What needs to be done: Restate the full set of records exactly, word for word.

Provided data:
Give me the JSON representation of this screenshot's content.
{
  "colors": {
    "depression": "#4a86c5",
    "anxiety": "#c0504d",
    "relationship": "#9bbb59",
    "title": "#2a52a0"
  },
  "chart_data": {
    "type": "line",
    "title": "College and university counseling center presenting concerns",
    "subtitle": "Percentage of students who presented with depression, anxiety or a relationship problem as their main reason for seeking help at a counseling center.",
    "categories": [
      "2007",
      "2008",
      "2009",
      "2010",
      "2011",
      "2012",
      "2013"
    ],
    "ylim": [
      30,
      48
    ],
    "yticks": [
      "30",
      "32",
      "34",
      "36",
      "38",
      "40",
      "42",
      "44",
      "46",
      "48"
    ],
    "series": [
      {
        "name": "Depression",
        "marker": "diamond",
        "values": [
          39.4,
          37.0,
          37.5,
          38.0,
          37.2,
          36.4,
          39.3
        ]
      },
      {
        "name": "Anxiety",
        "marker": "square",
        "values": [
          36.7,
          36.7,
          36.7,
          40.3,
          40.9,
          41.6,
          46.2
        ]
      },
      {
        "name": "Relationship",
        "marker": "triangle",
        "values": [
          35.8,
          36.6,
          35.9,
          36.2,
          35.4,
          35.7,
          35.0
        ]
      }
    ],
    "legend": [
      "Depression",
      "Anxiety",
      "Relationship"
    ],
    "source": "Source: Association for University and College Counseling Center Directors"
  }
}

The result:
Give me the JSON representation of this screenshot's content.
{
  "colors": {
    "depression": "#4a86c5",
    "anxiety": "#c0504d",
    "relationship": "#9bbb59",
    "title": "#2a52a0"
  },
  "chart_data": {
    "type": "line",
    "title": "College and university counseling center presenting concerns",
    "subtitle": "Percentage of students who presented with depression, anxiety or a relationship problem as their main reason for seeking help at a counseling center.",
    "categories": [
      "2007",
      "2008",
      "2009",
      "2010",
      "2011",
      "2012",
      "2013"
    ],
    "ylim": [
      30,
      48
    ],
    "yticks": [
      "30",
      "32",
      "34",
      "36",
      "38",
      "40",
      "42",
      "44",
      "46",
      "48"
    ],
    "series": [
      {
        "name": "Depression",
        "marker": "diamond",
        "values": [
          39.4,
          37.0,
          37.5,
          38.0,
          37.2,
          36.4,
          39.3
        ]
      },
      {
        "name": "Anxiety",
        "marker": "square",
        "values": [
          36.7,
          36.7,
          36.7,
          40.3,
          40.9,
          41.6,
          46.2
        ]
      },
      {
        "name": "Relationship",
        "marker": "triangle",
        "values": [
          35.8,
          36.6,
          35.9,
          36.2,
          35.4,
          35.7,
          35.0
        ]
      }
    ],
    "legend": [
      "Depression",
      "Anxiety",
      "Relationship"
    ],
    "source": "Source: Association for University and College Counseling Center Directors"
  }
}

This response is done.